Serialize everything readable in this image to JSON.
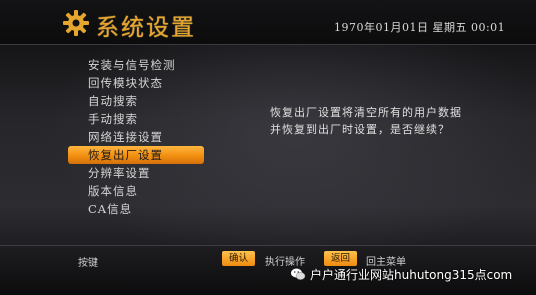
{
  "header": {
    "title": "系统设置",
    "datetime": "1970年01月01日  星期五  00:01"
  },
  "menu": {
    "items": [
      {
        "label": "安装与信号检测"
      },
      {
        "label": "回传模块状态"
      },
      {
        "label": "自动搜索"
      },
      {
        "label": "手动搜索"
      },
      {
        "label": "网络连接设置"
      },
      {
        "label": "恢复出厂设置",
        "selected": true
      },
      {
        "label": "分辨率设置"
      },
      {
        "label": "版本信息"
      },
      {
        "label": "CA信息"
      }
    ]
  },
  "message": {
    "line1": "恢复出厂设置将清空所有的用户数据",
    "line2": "并恢复到出厂时设置，是否继续？"
  },
  "footer": {
    "hint_label": "按键",
    "confirm_key": "确认",
    "confirm_desc": "执行操作",
    "back_key": "返回",
    "back_desc": "回主菜单"
  },
  "watermark": {
    "text": "户户通行业网站huhutong315点com"
  },
  "colors": {
    "accent": "#f29a1c",
    "title": "#e6a52c"
  },
  "icons": [
    "gear-icon",
    "wechat-logo-icon"
  ]
}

□ □ □ □

▶ **Given instruction**: Ignore the images and quote every line of the listing exactly.

▶ **Result of this exercise**:
Serialize everything readable in this image to JSON.
{
  "header": {
    "title": "系统设置",
    "datetime": "1970年01月01日  星期五  00:01"
  },
  "menu": {
    "items": [
      {
        "label": "安装与信号检测"
      },
      {
        "label": "回传模块状态"
      },
      {
        "label": "自动搜索"
      },
      {
        "label": "手动搜索"
      },
      {
        "label": "网络连接设置"
      },
      {
        "label": "恢复出厂设置",
        "selected": true
      },
      {
        "label": "分辨率设置"
      },
      {
        "label": "版本信息"
      },
      {
        "label": "CA信息"
      }
    ]
  },
  "message": {
    "line1": "恢复出厂设置将清空所有的用户数据",
    "line2": "并恢复到出厂时设置，是否继续？"
  },
  "footer": {
    "hint_label": "按键",
    "confirm_key": "确认",
    "confirm_desc": "执行操作",
    "back_key": "返回",
    "back_desc": "回主菜单"
  },
  "watermark": {
    "text": "户户通行业网站huhutong315点com"
  },
  "colors": {
    "accent": "#f29a1c",
    "title": "#e6a52c"
  },
  "icons": [
    "gear-icon",
    "wechat-logo-icon"
  ]
}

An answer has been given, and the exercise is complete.